TASK DESCRIPTION> Your task is to repeat the listing exactly.

DATASET ROWS>
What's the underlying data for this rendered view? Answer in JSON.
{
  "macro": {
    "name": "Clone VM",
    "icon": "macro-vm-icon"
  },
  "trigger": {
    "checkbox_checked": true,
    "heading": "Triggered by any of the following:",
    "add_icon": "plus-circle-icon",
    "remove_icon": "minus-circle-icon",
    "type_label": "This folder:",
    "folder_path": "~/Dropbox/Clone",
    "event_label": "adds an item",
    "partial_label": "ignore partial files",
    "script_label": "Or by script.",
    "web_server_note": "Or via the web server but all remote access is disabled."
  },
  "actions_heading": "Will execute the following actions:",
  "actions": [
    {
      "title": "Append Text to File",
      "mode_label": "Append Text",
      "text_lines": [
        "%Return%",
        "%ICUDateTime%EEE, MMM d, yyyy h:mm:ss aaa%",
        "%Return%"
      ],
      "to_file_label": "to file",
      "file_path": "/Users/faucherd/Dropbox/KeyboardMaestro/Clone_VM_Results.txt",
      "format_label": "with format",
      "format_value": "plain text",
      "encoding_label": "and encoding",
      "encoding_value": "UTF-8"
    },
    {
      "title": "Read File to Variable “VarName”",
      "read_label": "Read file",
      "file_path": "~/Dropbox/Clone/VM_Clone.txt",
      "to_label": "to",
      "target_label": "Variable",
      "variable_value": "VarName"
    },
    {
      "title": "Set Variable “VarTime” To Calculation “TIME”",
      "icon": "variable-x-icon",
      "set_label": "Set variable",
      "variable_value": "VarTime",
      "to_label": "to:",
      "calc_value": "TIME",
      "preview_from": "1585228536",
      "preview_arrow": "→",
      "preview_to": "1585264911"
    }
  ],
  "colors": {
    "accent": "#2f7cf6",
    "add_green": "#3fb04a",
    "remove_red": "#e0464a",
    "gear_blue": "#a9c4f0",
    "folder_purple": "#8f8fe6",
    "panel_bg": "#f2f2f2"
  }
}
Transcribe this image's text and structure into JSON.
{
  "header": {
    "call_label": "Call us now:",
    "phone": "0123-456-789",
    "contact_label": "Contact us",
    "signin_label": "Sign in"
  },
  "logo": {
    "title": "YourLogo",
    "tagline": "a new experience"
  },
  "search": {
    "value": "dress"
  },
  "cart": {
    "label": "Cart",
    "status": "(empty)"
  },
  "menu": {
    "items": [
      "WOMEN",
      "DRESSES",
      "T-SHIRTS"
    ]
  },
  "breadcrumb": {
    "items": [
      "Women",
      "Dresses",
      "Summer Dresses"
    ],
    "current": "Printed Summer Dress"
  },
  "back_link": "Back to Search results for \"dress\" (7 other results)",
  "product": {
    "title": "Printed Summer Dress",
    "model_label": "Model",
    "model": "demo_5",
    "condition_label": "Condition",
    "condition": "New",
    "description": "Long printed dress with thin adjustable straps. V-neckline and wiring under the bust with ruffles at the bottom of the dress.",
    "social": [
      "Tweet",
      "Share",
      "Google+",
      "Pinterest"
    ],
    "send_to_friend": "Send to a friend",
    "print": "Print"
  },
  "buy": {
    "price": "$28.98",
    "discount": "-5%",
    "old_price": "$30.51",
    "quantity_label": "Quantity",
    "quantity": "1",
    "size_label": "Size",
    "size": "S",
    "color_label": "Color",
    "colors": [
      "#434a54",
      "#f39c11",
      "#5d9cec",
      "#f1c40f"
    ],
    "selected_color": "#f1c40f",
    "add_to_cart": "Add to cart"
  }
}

EXERCISE OUTPUT>
What's the underlying data for this rendered view? Answer in JSON.
{
  "macro": {
    "name": "Clone VM",
    "icon": "macro-vm-icon"
  },
  "trigger": {
    "checkbox_checked": true,
    "heading": "Triggered by any of the following:",
    "add_icon": "plus-circle-icon",
    "remove_icon": "minus-circle-icon",
    "type_label": "This folder:",
    "folder_path": "~/Dropbox/Clone",
    "event_label": "adds an item",
    "partial_label": "ignore partial files",
    "script_label": "Or by script.",
    "web_server_note": "Or via the web server but all remote access is disabled."
  },
  "actions_heading": "Will execute the following actions:",
  "actions": [
    {
      "title": "Append Text to File",
      "mode_label": "Append Text",
      "text_lines": [
        "%Return%",
        "%ICUDateTime%EEE, MMM d, yyyy h:mm:ss aaa%",
        "%Return%"
      ],
      "to_file_label": "to file",
      "file_path": "/Users/faucherd/Dropbox/KeyboardMaestro/Clone_VM_Results.txt",
      "format_label": "with format",
      "format_value": "plain text",
      "encoding_label": "and encoding",
      "encoding_value": "UTF-8"
    },
    {
      "title": "Read File to Variable “VarName”",
      "read_label": "Read file",
      "file_path": "~/Dropbox/Clone/VM_Clone.txt",
      "to_label": "to",
      "target_label": "Variable",
      "variable_value": "VarName"
    },
    {
      "title": "Set Variable “VarTime” To Calculation “TIME”",
      "icon": "variable-x-icon",
      "set_label": "Set variable",
      "variable_value": "VarTime",
      "to_label": "to:",
      "calc_value": "TIME",
      "preview_from": "1585228536",
      "preview_arrow": "→",
      "preview_to": "1585264911"
    }
  ],
  "colors": {
    "accent": "#2f7cf6",
    "add_green": "#3fb04a",
    "remove_red": "#e0464a",
    "gear_blue": "#a9c4f0",
    "folder_purple": "#8f8fe6",
    "panel_bg": "#f2f2f2"
  }
}
Transcribe this image's text and structure into JSON.
{
  "header": {
    "call_label": "Call us now:",
    "phone": "0123-456-789",
    "contact_label": "Contact us",
    "signin_label": "Sign in"
  },
  "logo": {
    "title": "YourLogo",
    "tagline": "a new experience"
  },
  "search": {
    "value": "dress"
  },
  "cart": {
    "label": "Cart",
    "status": "(empty)"
  },
  "menu": {
    "items": [
      "WOMEN",
      "DRESSES",
      "T-SHIRTS"
    ]
  },
  "breadcrumb": {
    "items": [
      "Women",
      "Dresses",
      "Summer Dresses"
    ],
    "current": "Printed Summer Dress"
  },
  "back_link": "Back to Search results for \"dress\" (7 other results)",
  "product": {
    "title": "Printed Summer Dress",
    "model_label": "Model",
    "model": "demo_5",
    "condition_label": "Condition",
    "condition": "New",
    "description": "Long printed dress with thin adjustable straps. V-neckline and wiring under the bust with ruffles at the bottom of the dress.",
    "social": [
      "Tweet",
      "Share",
      "Google+",
      "Pinterest"
    ],
    "send_to_friend": "Send to a friend",
    "print": "Print"
  },
  "buy": {
    "price": "$28.98",
    "discount": "-5%",
    "old_price": "$30.51",
    "quantity_label": "Quantity",
    "quantity": "1",
    "size_label": "Size",
    "size": "S",
    "color_label": "Color",
    "colors": [
      "#434a54",
      "#f39c11",
      "#5d9cec",
      "#f1c40f"
    ],
    "selected_color": "#f1c40f",
    "add_to_cart": "Add to cart"
  }
}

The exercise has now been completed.